[Begin]
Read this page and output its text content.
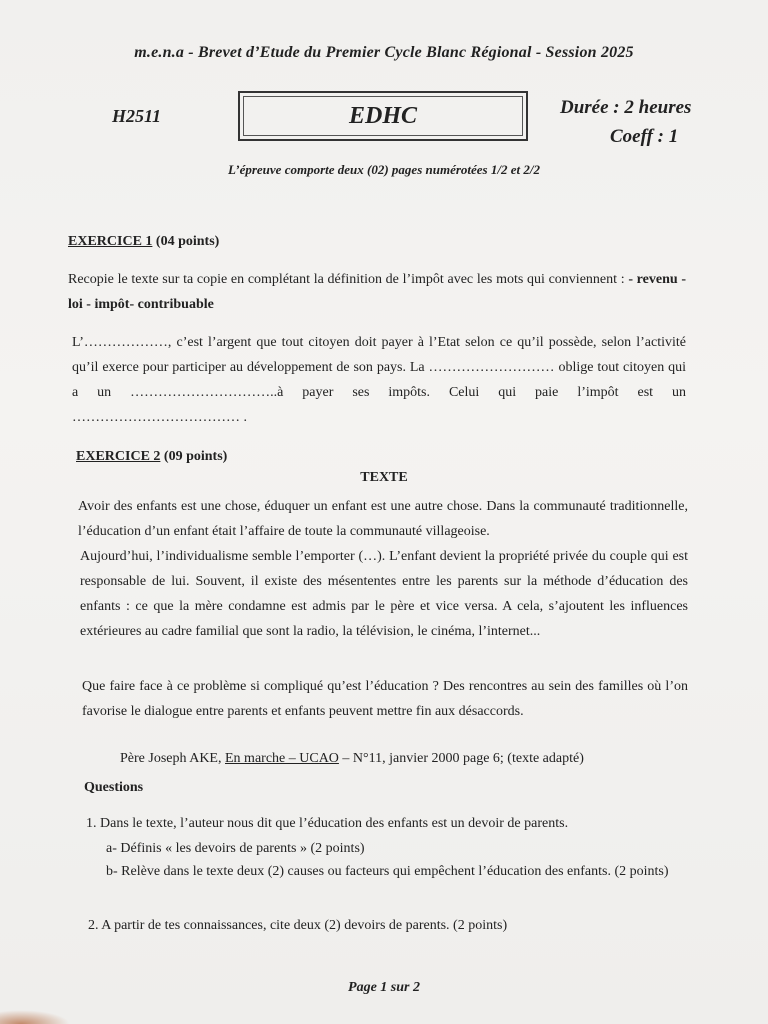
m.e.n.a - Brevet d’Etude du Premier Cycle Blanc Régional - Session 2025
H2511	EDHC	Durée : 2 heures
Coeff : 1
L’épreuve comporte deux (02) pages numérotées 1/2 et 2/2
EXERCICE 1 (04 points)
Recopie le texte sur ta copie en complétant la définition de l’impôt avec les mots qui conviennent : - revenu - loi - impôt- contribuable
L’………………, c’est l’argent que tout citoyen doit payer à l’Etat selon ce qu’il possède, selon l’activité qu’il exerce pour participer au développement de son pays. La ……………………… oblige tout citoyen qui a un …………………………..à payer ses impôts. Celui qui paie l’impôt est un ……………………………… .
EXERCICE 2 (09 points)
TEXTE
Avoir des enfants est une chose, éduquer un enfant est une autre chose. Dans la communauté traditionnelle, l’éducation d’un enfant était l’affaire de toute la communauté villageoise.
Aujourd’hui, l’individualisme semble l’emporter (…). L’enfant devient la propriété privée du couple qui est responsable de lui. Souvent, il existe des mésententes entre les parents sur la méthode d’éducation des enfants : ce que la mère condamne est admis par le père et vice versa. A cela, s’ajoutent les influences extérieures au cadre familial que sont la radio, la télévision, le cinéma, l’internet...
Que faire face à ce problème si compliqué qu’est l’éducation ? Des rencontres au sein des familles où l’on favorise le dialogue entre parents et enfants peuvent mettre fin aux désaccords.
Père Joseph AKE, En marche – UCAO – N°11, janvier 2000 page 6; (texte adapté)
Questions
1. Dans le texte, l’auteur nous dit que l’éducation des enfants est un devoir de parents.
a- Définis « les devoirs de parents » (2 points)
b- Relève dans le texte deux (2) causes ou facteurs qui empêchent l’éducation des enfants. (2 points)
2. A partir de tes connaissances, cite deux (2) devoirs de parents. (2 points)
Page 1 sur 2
[End]
[Begin]
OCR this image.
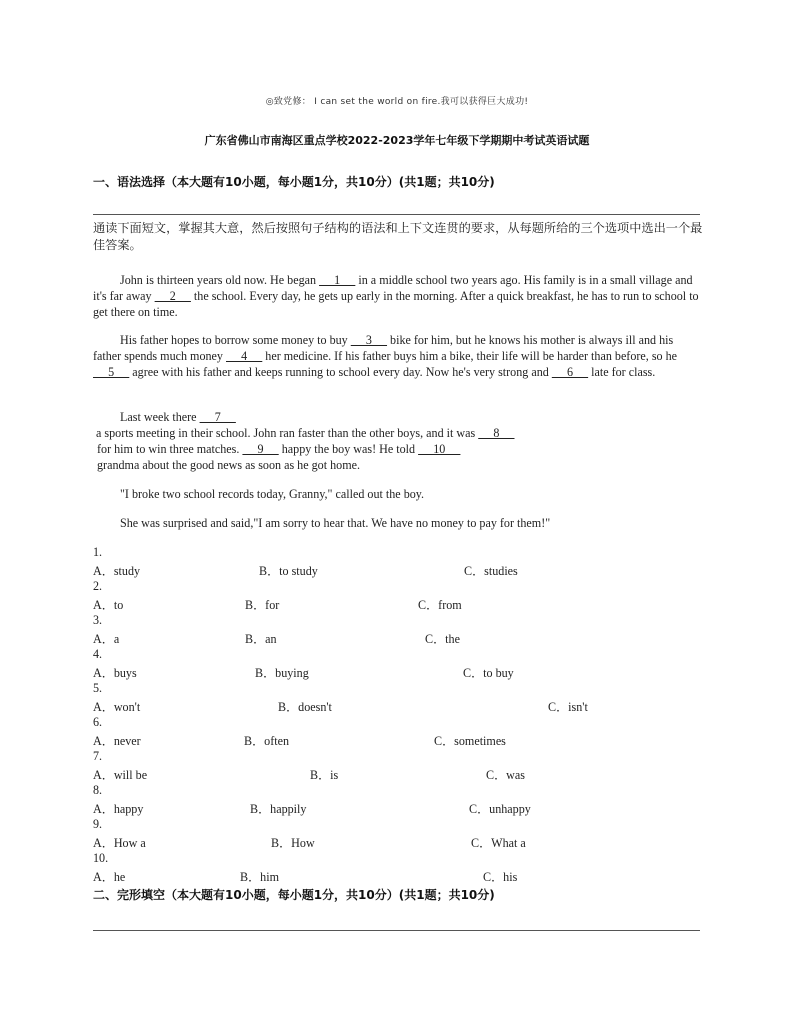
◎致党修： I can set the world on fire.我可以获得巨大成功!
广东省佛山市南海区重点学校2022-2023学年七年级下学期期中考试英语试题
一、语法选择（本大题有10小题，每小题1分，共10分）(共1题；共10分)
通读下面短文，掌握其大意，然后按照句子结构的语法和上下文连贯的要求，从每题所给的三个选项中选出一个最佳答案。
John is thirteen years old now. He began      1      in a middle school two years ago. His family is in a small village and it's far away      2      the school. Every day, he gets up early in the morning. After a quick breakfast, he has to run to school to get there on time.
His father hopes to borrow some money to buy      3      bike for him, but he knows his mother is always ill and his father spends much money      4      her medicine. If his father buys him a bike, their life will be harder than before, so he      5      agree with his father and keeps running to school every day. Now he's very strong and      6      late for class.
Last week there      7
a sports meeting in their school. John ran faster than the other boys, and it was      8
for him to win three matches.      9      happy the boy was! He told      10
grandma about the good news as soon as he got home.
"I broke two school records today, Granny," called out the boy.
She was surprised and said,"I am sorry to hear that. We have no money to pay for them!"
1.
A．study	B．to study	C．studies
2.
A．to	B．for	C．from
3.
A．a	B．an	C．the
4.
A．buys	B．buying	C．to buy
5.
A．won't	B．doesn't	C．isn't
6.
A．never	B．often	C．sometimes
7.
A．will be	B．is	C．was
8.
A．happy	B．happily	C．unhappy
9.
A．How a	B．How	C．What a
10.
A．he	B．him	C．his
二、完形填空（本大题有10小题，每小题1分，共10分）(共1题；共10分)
[End]
* Written problem
Which lines contain the word "éducation"? Copy each of them.

* Task answer
Avoir des enfants est une chose, éduquer un enfant est une autre chose. Dans la communauté traditionnelle, l’éducation d’un enfant était l’affaire de toute la communauté villageoise.
Aujourd’hui, l’individualisme semble l’emporter (…). L’enfant devient la propriété privée du couple qui est responsable de lui. Souvent, il existe des mésententes entre les parents sur la méthode d’éducation des enfants : ce que la mère condamne est admis par le père et vice versa. A cela, s’ajoutent les influences extérieures au cadre familial que sont la radio, la télévision, le cinéma, l’internet...
Que faire face à ce problème si compliqué qu’est l’éducation ? Des rencontres au sein des familles où l’on favorise le dialogue entre parents et enfants peuvent mettre fin aux désaccords.
1. Dans le texte, l’auteur nous dit que l’éducation des enfants est un devoir de parents.
b- Relève dans le texte deux (2) causes ou facteurs qui empêchent l’éducation des enfants. (2 points)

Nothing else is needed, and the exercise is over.